- **Information shown**
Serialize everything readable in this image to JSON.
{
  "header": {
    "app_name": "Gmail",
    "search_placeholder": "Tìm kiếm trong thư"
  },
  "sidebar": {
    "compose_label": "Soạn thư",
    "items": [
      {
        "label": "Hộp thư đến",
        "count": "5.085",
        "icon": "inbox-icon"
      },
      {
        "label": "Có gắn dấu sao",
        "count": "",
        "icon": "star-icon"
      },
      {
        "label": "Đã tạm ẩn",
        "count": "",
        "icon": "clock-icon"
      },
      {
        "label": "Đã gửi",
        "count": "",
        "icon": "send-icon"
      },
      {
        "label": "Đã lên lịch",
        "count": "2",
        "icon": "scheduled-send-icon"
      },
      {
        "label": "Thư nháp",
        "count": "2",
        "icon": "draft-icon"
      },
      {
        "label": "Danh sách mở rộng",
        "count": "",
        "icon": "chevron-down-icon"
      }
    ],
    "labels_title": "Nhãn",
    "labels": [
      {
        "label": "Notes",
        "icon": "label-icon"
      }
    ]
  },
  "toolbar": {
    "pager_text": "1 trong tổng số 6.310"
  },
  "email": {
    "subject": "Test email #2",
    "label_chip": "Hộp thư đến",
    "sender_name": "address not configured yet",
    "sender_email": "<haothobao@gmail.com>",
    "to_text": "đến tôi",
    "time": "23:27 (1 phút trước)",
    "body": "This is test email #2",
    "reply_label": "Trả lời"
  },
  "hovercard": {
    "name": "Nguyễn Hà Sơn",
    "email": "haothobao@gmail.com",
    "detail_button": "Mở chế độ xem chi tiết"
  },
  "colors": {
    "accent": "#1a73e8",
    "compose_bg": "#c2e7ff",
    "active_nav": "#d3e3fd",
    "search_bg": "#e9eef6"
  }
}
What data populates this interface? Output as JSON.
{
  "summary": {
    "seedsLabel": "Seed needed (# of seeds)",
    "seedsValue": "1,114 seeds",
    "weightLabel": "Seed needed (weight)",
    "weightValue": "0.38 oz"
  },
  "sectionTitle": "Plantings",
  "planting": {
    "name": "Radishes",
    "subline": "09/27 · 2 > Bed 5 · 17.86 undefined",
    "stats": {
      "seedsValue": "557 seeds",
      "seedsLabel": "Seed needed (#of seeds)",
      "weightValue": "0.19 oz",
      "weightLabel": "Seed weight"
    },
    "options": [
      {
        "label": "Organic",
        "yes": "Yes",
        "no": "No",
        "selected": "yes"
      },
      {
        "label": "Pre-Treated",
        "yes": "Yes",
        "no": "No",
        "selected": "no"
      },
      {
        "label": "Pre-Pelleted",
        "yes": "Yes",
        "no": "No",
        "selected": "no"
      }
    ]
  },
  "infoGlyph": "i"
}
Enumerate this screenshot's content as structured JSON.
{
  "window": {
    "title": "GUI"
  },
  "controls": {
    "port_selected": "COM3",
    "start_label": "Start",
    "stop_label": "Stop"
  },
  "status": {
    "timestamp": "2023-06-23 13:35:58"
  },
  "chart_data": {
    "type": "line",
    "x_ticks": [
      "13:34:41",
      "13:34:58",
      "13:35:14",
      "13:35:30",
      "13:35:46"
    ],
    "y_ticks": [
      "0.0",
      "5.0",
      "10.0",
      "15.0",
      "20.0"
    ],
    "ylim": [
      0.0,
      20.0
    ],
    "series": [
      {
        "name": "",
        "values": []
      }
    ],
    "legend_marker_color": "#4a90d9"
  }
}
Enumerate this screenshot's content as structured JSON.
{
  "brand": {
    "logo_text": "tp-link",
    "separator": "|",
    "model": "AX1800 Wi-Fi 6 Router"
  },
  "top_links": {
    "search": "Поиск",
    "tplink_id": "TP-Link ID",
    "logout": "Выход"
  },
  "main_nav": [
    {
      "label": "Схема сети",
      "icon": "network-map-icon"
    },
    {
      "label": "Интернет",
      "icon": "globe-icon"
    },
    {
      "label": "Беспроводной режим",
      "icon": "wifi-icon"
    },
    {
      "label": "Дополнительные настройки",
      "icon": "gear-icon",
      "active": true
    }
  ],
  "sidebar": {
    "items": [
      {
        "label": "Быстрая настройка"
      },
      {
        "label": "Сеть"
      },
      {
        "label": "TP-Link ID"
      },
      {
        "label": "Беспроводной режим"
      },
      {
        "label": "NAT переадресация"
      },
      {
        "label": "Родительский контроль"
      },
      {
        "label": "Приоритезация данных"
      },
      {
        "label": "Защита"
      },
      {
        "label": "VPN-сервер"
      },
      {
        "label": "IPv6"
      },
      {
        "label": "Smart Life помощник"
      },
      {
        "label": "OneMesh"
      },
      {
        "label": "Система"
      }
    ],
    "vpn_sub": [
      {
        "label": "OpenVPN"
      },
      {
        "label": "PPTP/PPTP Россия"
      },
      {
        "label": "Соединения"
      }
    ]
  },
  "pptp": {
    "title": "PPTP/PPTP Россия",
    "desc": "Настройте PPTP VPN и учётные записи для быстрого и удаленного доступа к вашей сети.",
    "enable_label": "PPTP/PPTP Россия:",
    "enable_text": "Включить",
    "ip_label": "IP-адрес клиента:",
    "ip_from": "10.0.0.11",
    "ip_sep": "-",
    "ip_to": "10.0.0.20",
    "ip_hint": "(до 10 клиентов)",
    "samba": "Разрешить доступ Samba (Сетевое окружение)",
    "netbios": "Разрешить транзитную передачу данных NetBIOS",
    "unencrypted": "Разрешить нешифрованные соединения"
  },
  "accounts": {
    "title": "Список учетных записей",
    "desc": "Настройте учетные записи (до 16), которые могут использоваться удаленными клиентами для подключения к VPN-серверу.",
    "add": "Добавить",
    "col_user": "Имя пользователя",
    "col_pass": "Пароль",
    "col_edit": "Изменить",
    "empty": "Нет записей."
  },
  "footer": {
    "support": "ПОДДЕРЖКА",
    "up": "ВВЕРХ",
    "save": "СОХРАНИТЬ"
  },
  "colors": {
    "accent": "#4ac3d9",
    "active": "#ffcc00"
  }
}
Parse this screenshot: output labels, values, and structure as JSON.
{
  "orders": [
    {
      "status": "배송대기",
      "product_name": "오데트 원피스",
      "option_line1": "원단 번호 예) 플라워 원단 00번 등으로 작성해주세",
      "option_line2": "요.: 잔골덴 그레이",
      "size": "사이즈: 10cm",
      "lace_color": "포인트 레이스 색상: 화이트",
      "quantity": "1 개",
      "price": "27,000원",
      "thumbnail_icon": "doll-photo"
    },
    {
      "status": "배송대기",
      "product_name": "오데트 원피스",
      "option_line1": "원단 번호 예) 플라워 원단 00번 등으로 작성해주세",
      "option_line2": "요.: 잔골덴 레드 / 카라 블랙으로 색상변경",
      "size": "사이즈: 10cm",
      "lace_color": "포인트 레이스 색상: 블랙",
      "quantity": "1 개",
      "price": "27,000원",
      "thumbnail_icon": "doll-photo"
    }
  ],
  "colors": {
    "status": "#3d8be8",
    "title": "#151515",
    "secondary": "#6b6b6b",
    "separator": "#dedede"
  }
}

- **Task requirements**
Give all the records again. Match them exactly.

- **Expected output**
Serialize everything readable in this image to JSON.
{
  "header": {
    "app_name": "Gmail",
    "search_placeholder": "Tìm kiếm trong thư"
  },
  "sidebar": {
    "compose_label": "Soạn thư",
    "items": [
      {
        "label": "Hộp thư đến",
        "count": "5.085",
        "icon": "inbox-icon"
      },
      {
        "label": "Có gắn dấu sao",
        "count": "",
        "icon": "star-icon"
      },
      {
        "label": "Đã tạm ẩn",
        "count": "",
        "icon": "clock-icon"
      },
      {
        "label": "Đã gửi",
        "count": "",
        "icon": "send-icon"
      },
      {
        "label": "Đã lên lịch",
        "count": "2",
        "icon": "scheduled-send-icon"
      },
      {
        "label": "Thư nháp",
        "count": "2",
        "icon": "draft-icon"
      },
      {
        "label": "Danh sách mở rộng",
        "count": "",
        "icon": "chevron-down-icon"
      }
    ],
    "labels_title": "Nhãn",
    "labels": [
      {
        "label": "Notes",
        "icon": "label-icon"
      }
    ]
  },
  "toolbar": {
    "pager_text": "1 trong tổng số 6.310"
  },
  "email": {
    "subject": "Test email #2",
    "label_chip": "Hộp thư đến",
    "sender_name": "address not configured yet",
    "sender_email": "<haothobao@gmail.com>",
    "to_text": "đến tôi",
    "time": "23:27 (1 phút trước)",
    "body": "This is test email #2",
    "reply_label": "Trả lời"
  },
  "hovercard": {
    "name": "Nguyễn Hà Sơn",
    "email": "haothobao@gmail.com",
    "detail_button": "Mở chế độ xem chi tiết"
  },
  "colors": {
    "accent": "#1a73e8",
    "compose_bg": "#c2e7ff",
    "active_nav": "#d3e3fd",
    "search_bg": "#e9eef6"
  }
}
What data populates this interface? Output as JSON.
{
  "summary": {
    "seedsLabel": "Seed needed (# of seeds)",
    "seedsValue": "1,114 seeds",
    "weightLabel": "Seed needed (weight)",
    "weightValue": "0.38 oz"
  },
  "sectionTitle": "Plantings",
  "planting": {
    "name": "Radishes",
    "subline": "09/27 · 2 > Bed 5 · 17.86 undefined",
    "stats": {
      "seedsValue": "557 seeds",
      "seedsLabel": "Seed needed (#of seeds)",
      "weightValue": "0.19 oz",
      "weightLabel": "Seed weight"
    },
    "options": [
      {
        "label": "Organic",
        "yes": "Yes",
        "no": "No",
        "selected": "yes"
      },
      {
        "label": "Pre-Treated",
        "yes": "Yes",
        "no": "No",
        "selected": "no"
      },
      {
        "label": "Pre-Pelleted",
        "yes": "Yes",
        "no": "No",
        "selected": "no"
      }
    ]
  },
  "infoGlyph": "i"
}
Enumerate this screenshot's content as structured JSON.
{
  "window": {
    "title": "GUI"
  },
  "controls": {
    "port_selected": "COM3",
    "start_label": "Start",
    "stop_label": "Stop"
  },
  "status": {
    "timestamp": "2023-06-23 13:35:58"
  },
  "chart_data": {
    "type": "line",
    "x_ticks": [
      "13:34:41",
      "13:34:58",
      "13:35:14",
      "13:35:30",
      "13:35:46"
    ],
    "y_ticks": [
      "0.0",
      "5.0",
      "10.0",
      "15.0",
      "20.0"
    ],
    "ylim": [
      0.0,
      20.0
    ],
    "series": [
      {
        "name": "",
        "values": []
      }
    ],
    "legend_marker_color": "#4a90d9"
  }
}
Enumerate this screenshot's content as structured JSON.
{
  "brand": {
    "logo_text": "tp-link",
    "separator": "|",
    "model": "AX1800 Wi-Fi 6 Router"
  },
  "top_links": {
    "search": "Поиск",
    "tplink_id": "TP-Link ID",
    "logout": "Выход"
  },
  "main_nav": [
    {
      "label": "Схема сети",
      "icon": "network-map-icon"
    },
    {
      "label": "Интернет",
      "icon": "globe-icon"
    },
    {
      "label": "Беспроводной режим",
      "icon": "wifi-icon"
    },
    {
      "label": "Дополнительные настройки",
      "icon": "gear-icon",
      "active": true
    }
  ],
  "sidebar": {
    "items": [
      {
        "label": "Быстрая настройка"
      },
      {
        "label": "Сеть"
      },
      {
        "label": "TP-Link ID"
      },
      {
        "label": "Беспроводной режим"
      },
      {
        "label": "NAT переадресация"
      },
      {
        "label": "Родительский контроль"
      },
      {
        "label": "Приоритезация данных"
      },
      {
        "label": "Защита"
      },
      {
        "label": "VPN-сервер"
      },
      {
        "label": "IPv6"
      },
      {
        "label": "Smart Life помощник"
      },
      {
        "label": "OneMesh"
      },
      {
        "label": "Система"
      }
    ],
    "vpn_sub": [
      {
        "label": "OpenVPN"
      },
      {
        "label": "PPTP/PPTP Россия"
      },
      {
        "label": "Соединения"
      }
    ]
  },
  "pptp": {
    "title": "PPTP/PPTP Россия",
    "desc": "Настройте PPTP VPN и учётные записи для быстрого и удаленного доступа к вашей сети.",
    "enable_label": "PPTP/PPTP Россия:",
    "enable_text": "Включить",
    "ip_label": "IP-адрес клиента:",
    "ip_from": "10.0.0.11",
    "ip_sep": "-",
    "ip_to": "10.0.0.20",
    "ip_hint": "(до 10 клиентов)",
    "samba": "Разрешить доступ Samba (Сетевое окружение)",
    "netbios": "Разрешить транзитную передачу данных NetBIOS",
    "unencrypted": "Разрешить нешифрованные соединения"
  },
  "accounts": {
    "title": "Список учетных записей",
    "desc": "Настройте учетные записи (до 16), которые могут использоваться удаленными клиентами для подключения к VPN-серверу.",
    "add": "Добавить",
    "col_user": "Имя пользователя",
    "col_pass": "Пароль",
    "col_edit": "Изменить",
    "empty": "Нет записей."
  },
  "footer": {
    "support": "ПОДДЕРЖКА",
    "up": "ВВЕРХ",
    "save": "СОХРАНИТЬ"
  },
  "colors": {
    "accent": "#4ac3d9",
    "active": "#ffcc00"
  }
}
Parse this screenshot: output labels, values, and structure as JSON.
{
  "orders": [
    {
      "status": "배송대기",
      "product_name": "오데트 원피스",
      "option_line1": "원단 번호 예) 플라워 원단 00번 등으로 작성해주세",
      "option_line2": "요.: 잔골덴 그레이",
      "size": "사이즈: 10cm",
      "lace_color": "포인트 레이스 색상: 화이트",
      "quantity": "1 개",
      "price": "27,000원",
      "thumbnail_icon": "doll-photo"
    },
    {
      "status": "배송대기",
      "product_name": "오데트 원피스",
      "option_line1": "원단 번호 예) 플라워 원단 00번 등으로 작성해주세",
      "option_line2": "요.: 잔골덴 레드 / 카라 블랙으로 색상변경",
      "size": "사이즈: 10cm",
      "lace_color": "포인트 레이스 색상: 블랙",
      "quantity": "1 개",
      "price": "27,000원",
      "thumbnail_icon": "doll-photo"
    }
  ],
  "colors": {
    "status": "#3d8be8",
    "title": "#151515",
    "secondary": "#6b6b6b",
    "separator": "#dedede"
  }
}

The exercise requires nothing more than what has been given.